## start Provided records

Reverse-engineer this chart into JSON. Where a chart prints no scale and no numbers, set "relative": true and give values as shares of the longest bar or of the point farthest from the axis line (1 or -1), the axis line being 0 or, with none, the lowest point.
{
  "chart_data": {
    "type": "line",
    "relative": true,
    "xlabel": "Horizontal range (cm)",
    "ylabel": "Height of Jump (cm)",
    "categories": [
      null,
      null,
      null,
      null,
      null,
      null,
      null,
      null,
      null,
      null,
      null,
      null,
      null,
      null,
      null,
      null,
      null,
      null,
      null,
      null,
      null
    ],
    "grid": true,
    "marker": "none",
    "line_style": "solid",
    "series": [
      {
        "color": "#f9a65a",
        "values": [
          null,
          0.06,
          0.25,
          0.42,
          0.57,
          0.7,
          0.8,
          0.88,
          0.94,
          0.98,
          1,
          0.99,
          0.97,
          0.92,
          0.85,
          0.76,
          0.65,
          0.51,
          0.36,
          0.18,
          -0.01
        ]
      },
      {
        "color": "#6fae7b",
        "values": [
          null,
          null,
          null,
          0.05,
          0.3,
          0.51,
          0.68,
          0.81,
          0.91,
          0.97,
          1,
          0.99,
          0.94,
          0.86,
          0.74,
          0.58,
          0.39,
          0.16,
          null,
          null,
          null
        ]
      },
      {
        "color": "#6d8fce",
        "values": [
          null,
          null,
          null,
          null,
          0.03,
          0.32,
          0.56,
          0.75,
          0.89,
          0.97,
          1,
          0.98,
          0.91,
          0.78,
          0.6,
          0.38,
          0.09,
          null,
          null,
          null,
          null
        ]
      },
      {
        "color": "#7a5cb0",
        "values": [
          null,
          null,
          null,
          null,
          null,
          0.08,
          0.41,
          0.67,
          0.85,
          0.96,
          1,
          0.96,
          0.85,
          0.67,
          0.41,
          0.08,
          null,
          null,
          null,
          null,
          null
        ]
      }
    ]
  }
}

## end Provided records

**Problem requirements:** All of the lines above must be returned exactly.

**Finished task:**
Reverse-engineer this chart into JSON. Where a chart prints no scale and no numbers, set "relative": true and give values as shares of the longest bar or of the point farthest from the axis line (1 or -1), the axis line being 0 or, with none, the lowest point.
{
  "chart_data": {
    "type": "line",
    "relative": true,
    "xlabel": "Horizontal range (cm)",
    "ylabel": "Height of Jump (cm)",
    "categories": [
      null,
      null,
      null,
      null,
      null,
      null,
      null,
      null,
      null,
      null,
      null,
      null,
      null,
      null,
      null,
      null,
      null,
      null,
      null,
      null,
      null
    ],
    "grid": true,
    "marker": "none",
    "line_style": "solid",
    "series": [
      {
        "color": "#f9a65a",
        "values": [
          null,
          0.06,
          0.25,
          0.42,
          0.57,
          0.7,
          0.8,
          0.88,
          0.94,
          0.98,
          1,
          0.99,
          0.97,
          0.92,
          0.85,
          0.76,
          0.65,
          0.51,
          0.36,
          0.18,
          -0.01
        ]
      },
      {
        "color": "#6fae7b",
        "values": [
          null,
          null,
          null,
          0.05,
          0.3,
          0.51,
          0.68,
          0.81,
          0.91,
          0.97,
          1,
          0.99,
          0.94,
          0.86,
          0.74,
          0.58,
          0.39,
          0.16,
          null,
          null,
          null
        ]
      },
      {
        "color": "#6d8fce",
        "values": [
          null,
          null,
          null,
          null,
          0.03,
          0.32,
          0.56,
          0.75,
          0.89,
          0.97,
          1,
          0.98,
          0.91,
          0.78,
          0.6,
          0.38,
          0.09,
          null,
          null,
          null,
          null
        ]
      },
      {
        "color": "#7a5cb0",
        "values": [
          null,
          null,
          null,
          null,
          null,
          0.08,
          0.41,
          0.67,
          0.85,
          0.96,
          1,
          0.96,
          0.85,
          0.67,
          0.41,
          0.08,
          null,
          null,
          null,
          null,
          null
        ]
      }
    ]
  }
}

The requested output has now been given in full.